▶ [Problem details]:
Transcribe the material word for word, but without the images.

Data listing

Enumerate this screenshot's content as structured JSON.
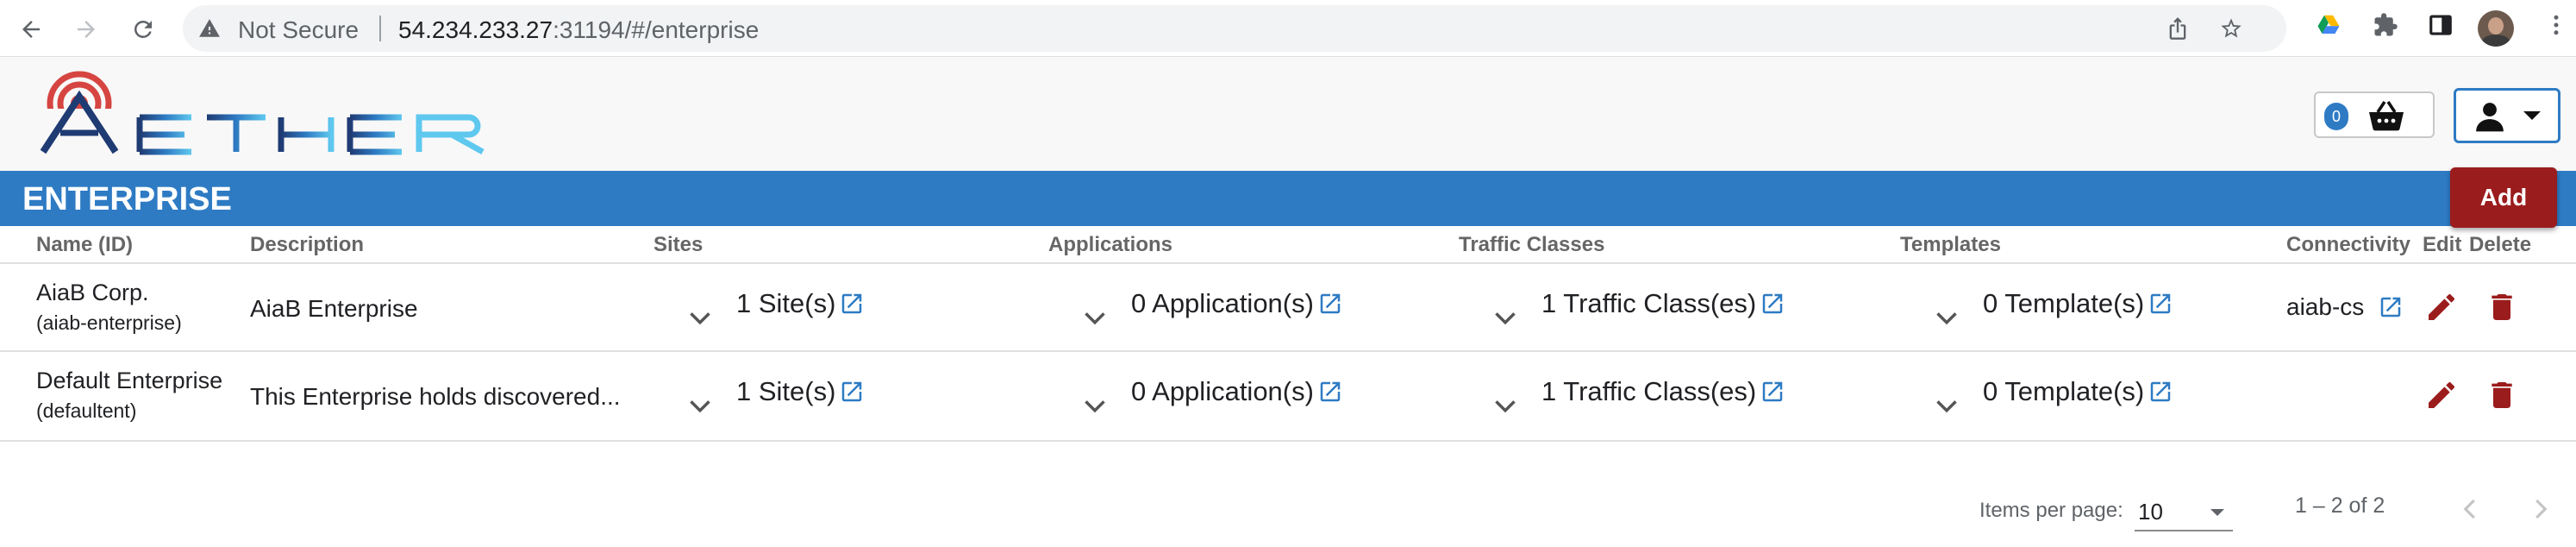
{
  "browser": {
    "security_label": "Not Secure",
    "url_host": "54.234.233.27",
    "url_rest": ":31194/#/enterprise"
  },
  "app": {
    "logo_text": "AETHER",
    "cart_count": "0",
    "accent_color": "#2e7bc4",
    "danger_color": "#9b1c1c"
  },
  "page": {
    "title": "ENTERPRISE",
    "add_label": "Add"
  },
  "table": {
    "headers": {
      "name": "Name (ID)",
      "description": "Description",
      "sites": "Sites",
      "applications": "Applications",
      "traffic_classes": "Traffic Classes",
      "templates": "Templates",
      "connectivity": "Connectivity",
      "edit": "Edit",
      "delete": "Delete"
    },
    "rows": [
      {
        "name": "AiaB Corp.",
        "id": "(aiab-enterprise)",
        "description": "AiaB Enterprise",
        "sites": "1 Site(s)",
        "applications": "0 Application(s)",
        "traffic_classes": "1 Traffic Class(es)",
        "templates": "0 Template(s)",
        "connectivity": "aiab-cs"
      },
      {
        "name": "Default Enterprise",
        "id": "(defaultent)",
        "description": "This Enterprise holds discovered...",
        "sites": "1 Site(s)",
        "applications": "0 Application(s)",
        "traffic_classes": "1 Traffic Class(es)",
        "templates": "0 Template(s)",
        "connectivity": ""
      }
    ]
  },
  "paginator": {
    "items_per_page_label": "Items per page:",
    "page_size": "10",
    "range_label": "1 – 2 of 2"
  },
  "icons": {
    "external_link": "open-in-new-icon",
    "expand": "chevron-down-icon",
    "edit": "pencil-icon",
    "delete": "trash-icon"
  }
}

▶ [Completed exercise]:
Enumerate this screenshot's content as structured JSON.
{
  "browser": {
    "security_label": "Not Secure",
    "url_host": "54.234.233.27",
    "url_rest": ":31194/#/enterprise"
  },
  "app": {
    "logo_text": "AETHER",
    "cart_count": "0",
    "accent_color": "#2e7bc4",
    "danger_color": "#9b1c1c"
  },
  "page": {
    "title": "ENTERPRISE",
    "add_label": "Add"
  },
  "table": {
    "headers": {
      "name": "Name (ID)",
      "description": "Description",
      "sites": "Sites",
      "applications": "Applications",
      "traffic_classes": "Traffic Classes",
      "templates": "Templates",
      "connectivity": "Connectivity",
      "edit": "Edit",
      "delete": "Delete"
    },
    "rows": [
      {
        "name": "AiaB Corp.",
        "id": "(aiab-enterprise)",
        "description": "AiaB Enterprise",
        "sites": "1 Site(s)",
        "applications": "0 Application(s)",
        "traffic_classes": "1 Traffic Class(es)",
        "templates": "0 Template(s)",
        "connectivity": "aiab-cs"
      },
      {
        "name": "Default Enterprise",
        "id": "(defaultent)",
        "description": "This Enterprise holds discovered...",
        "sites": "1 Site(s)",
        "applications": "0 Application(s)",
        "traffic_classes": "1 Traffic Class(es)",
        "templates": "0 Template(s)",
        "connectivity": ""
      }
    ]
  },
  "paginator": {
    "items_per_page_label": "Items per page:",
    "page_size": "10",
    "range_label": "1 – 2 of 2"
  },
  "icons": {
    "external_link": "open-in-new-icon",
    "expand": "chevron-down-icon",
    "edit": "pencil-icon",
    "delete": "trash-icon"
  }
}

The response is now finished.